* [Aim of the exercise]:
Tally the lines that contain "after" and report the total alone.

* [Records provided]:
* Begin *

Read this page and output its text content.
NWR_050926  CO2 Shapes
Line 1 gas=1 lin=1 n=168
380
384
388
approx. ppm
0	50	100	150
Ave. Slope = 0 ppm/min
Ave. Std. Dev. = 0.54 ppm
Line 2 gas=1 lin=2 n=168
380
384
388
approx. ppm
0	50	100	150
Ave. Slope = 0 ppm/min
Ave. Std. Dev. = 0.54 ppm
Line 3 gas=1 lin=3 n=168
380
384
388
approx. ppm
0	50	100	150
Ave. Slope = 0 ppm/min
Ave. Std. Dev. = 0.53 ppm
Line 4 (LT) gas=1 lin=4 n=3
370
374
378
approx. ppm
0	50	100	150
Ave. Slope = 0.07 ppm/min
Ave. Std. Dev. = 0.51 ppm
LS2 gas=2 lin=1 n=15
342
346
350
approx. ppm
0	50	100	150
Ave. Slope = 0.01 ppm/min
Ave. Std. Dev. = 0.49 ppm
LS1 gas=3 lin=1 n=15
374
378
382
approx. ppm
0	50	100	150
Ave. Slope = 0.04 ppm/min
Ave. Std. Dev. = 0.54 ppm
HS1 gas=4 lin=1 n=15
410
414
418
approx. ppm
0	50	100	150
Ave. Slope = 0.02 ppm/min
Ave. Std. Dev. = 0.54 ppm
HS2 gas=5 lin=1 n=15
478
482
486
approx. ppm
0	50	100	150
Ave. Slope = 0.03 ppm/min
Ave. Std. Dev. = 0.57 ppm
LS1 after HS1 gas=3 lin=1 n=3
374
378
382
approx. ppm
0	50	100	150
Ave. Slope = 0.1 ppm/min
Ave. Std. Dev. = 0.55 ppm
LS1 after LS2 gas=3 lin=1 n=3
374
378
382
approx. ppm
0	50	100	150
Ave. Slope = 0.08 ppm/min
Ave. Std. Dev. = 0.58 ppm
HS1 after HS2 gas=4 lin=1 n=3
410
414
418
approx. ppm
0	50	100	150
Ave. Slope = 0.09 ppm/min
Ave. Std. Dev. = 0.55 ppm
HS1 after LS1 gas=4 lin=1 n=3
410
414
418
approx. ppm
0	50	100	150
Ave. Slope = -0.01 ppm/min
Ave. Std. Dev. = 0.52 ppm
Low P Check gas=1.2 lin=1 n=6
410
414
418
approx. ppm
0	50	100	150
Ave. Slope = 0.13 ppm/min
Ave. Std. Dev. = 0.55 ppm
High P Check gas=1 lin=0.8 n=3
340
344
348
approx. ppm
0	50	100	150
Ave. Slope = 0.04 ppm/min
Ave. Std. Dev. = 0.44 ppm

* End *

* [Output for this task]:
4